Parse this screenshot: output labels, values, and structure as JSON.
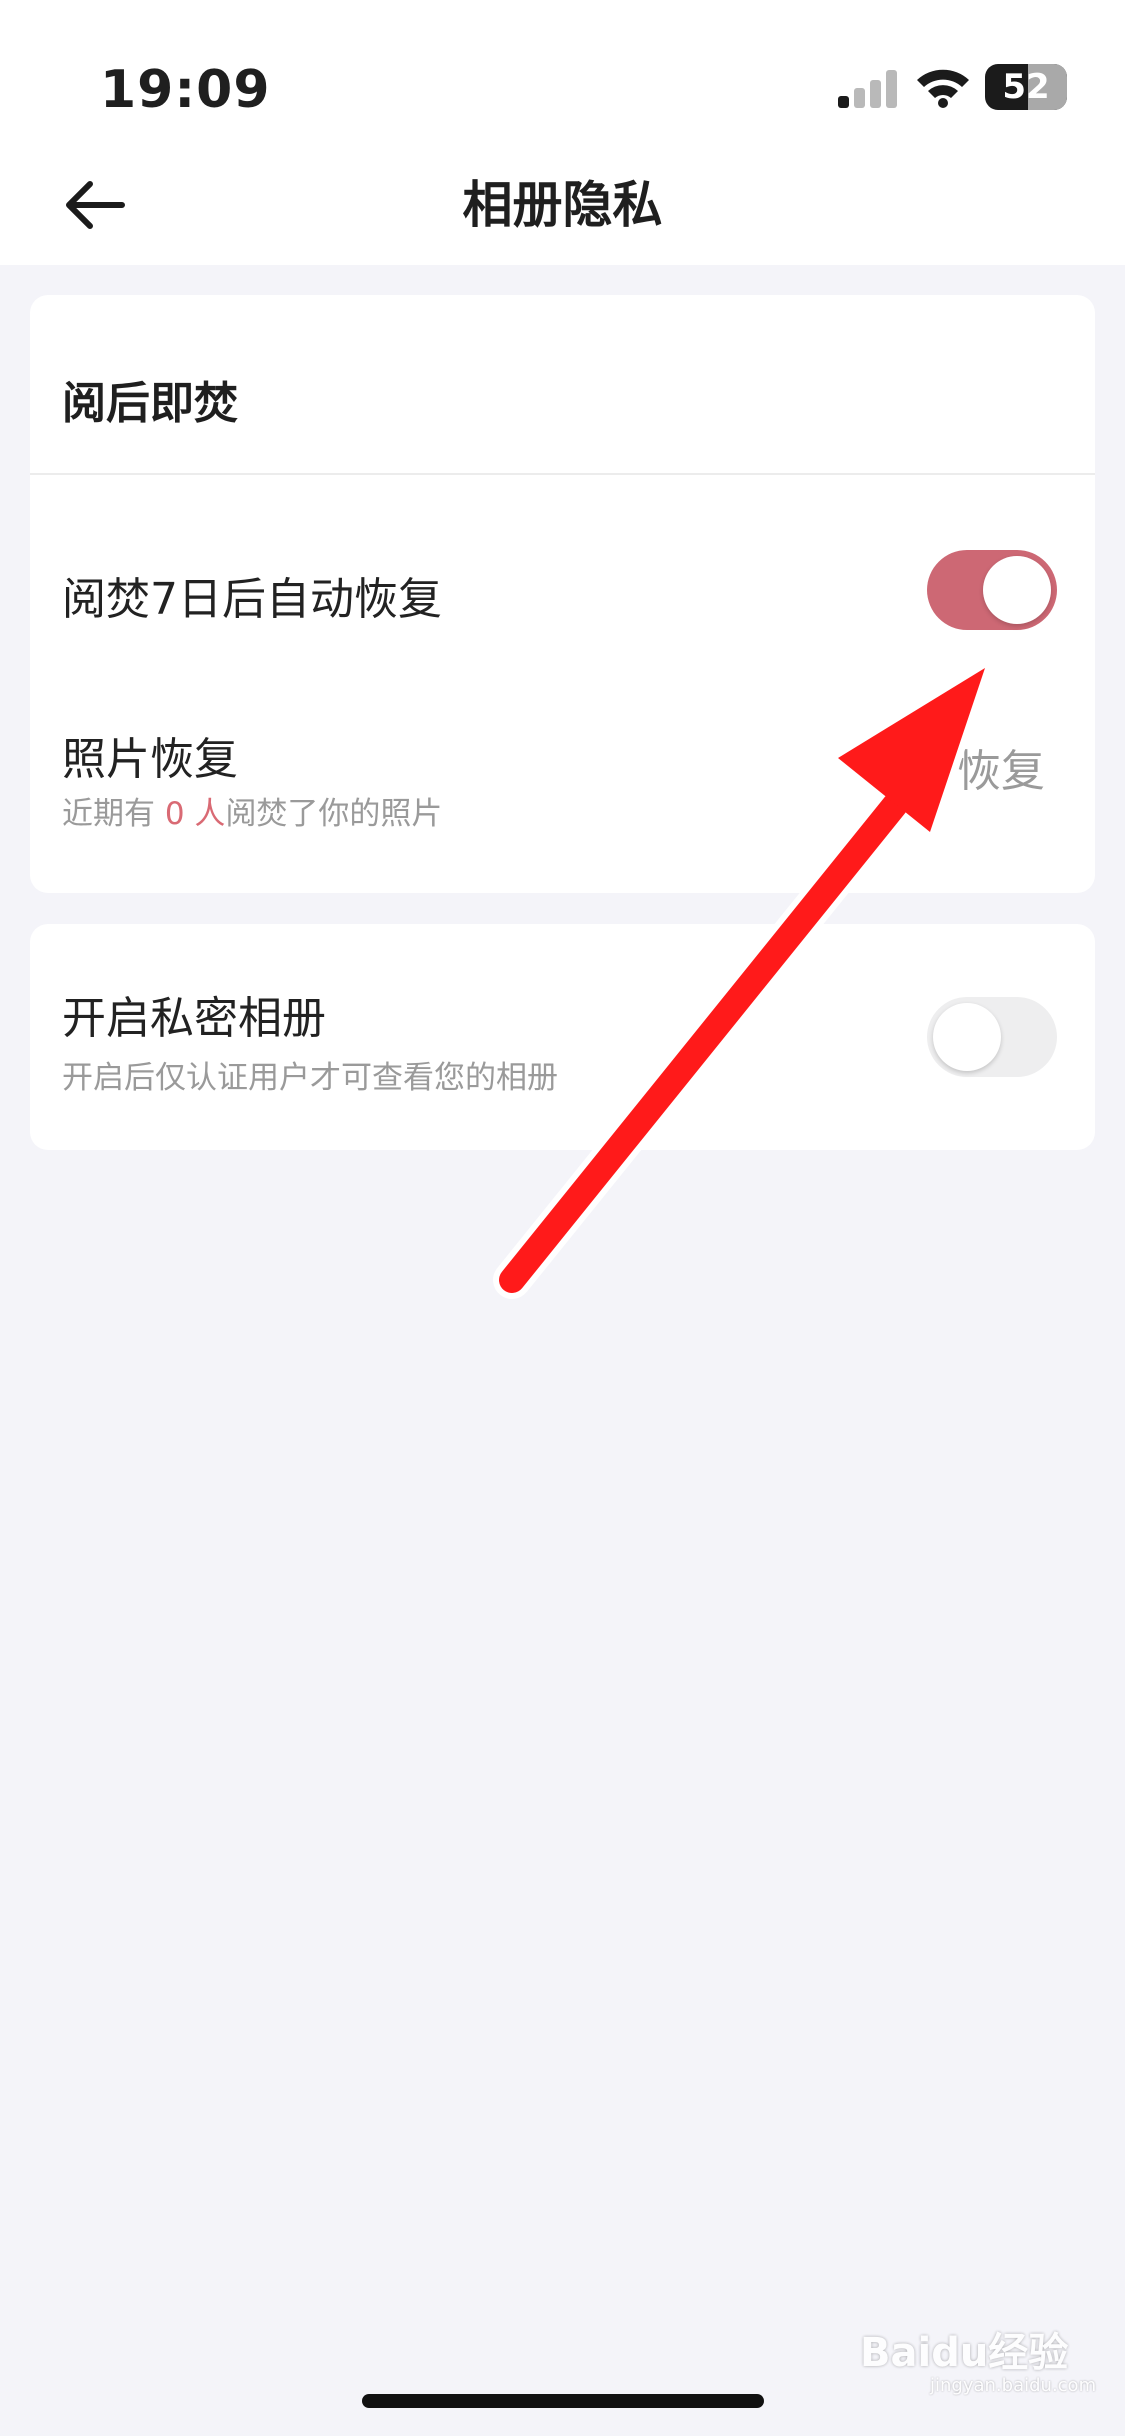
{
  "status_bar": {
    "time": "19:09",
    "battery": "52",
    "battery_level": 0.52
  },
  "nav": {
    "title": "相册隐私"
  },
  "card_burn": {
    "section_title": "阅后即焚",
    "auto_restore": {
      "label": "阅焚7日后自动恢复",
      "enabled": true
    },
    "photo_restore": {
      "label": "照片恢复",
      "sub_prefix": "近期有 ",
      "count": "0 人",
      "sub_suffix": "阅焚了你的照片",
      "action": "恢复"
    }
  },
  "card_private": {
    "label": "开启私密相册",
    "sub": "开启后仅认证用户才可查看您的相册",
    "enabled": false
  },
  "colors": {
    "accent": "#cd6874",
    "arrow": "#ff1a1a",
    "background": "#f4f4f9"
  },
  "watermark": {
    "brand": "Baidu经验",
    "site": "jingyan.baidu.com"
  }
}
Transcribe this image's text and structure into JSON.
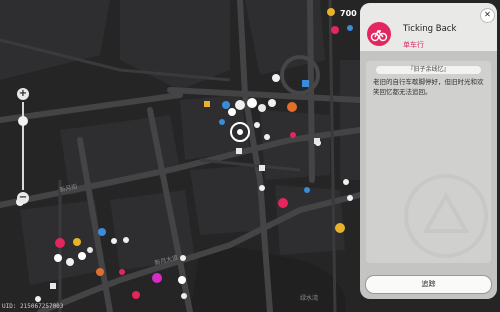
{
  "map": {
    "street_labels": [
      "新月街",
      "新月大道",
      "绿水湾"
    ],
    "zoom_in": "+",
    "zoom_out": "−",
    "uid": "UID: 215067257003",
    "top_counter": "700",
    "colors": {
      "road": "#3c3c3e",
      "building": "#2b2b2d",
      "water": "#252526",
      "accent": "#e3265e"
    }
  },
  "panel": {
    "title": "Ticking Back",
    "subtitle": "单车行",
    "tag": "『旧子余线忆』",
    "description": "老旧的自行车歇脚停好，但旧时光和欢笑回忆都无法追回。",
    "track_button": "追踪",
    "close_icon": "close-icon",
    "icon": "bicycle-icon"
  }
}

=-=-=

__TASK DETAILS__: From the line containing "Transcribe this image's" to the end of the data above, give those lines again verbatim, with both endpoints included and no images.

__FINISHED ANSWER__:
Transcribe this image's text and structure into JSON.
{
  "map": {
    "street_labels": [
      "新月街",
      "新月大道",
      "绿水湾"
    ],
    "zoom_in": "+",
    "zoom_out": "−",
    "uid": "UID: 215067257003",
    "top_counter": "700",
    "colors": {
      "road": "#3c3c3e",
      "building": "#2b2b2d",
      "water": "#252526",
      "accent": "#e3265e"
    }
  },
  "panel": {
    "title": "Ticking Back",
    "subtitle": "单车行",
    "tag": "『旧子余线忆』",
    "description": "老旧的自行车歇脚停好，但旧时光和欢笑回忆都无法追回。",
    "track_button": "追踪",
    "close_icon": "close-icon",
    "icon": "bicycle-icon"
  }
}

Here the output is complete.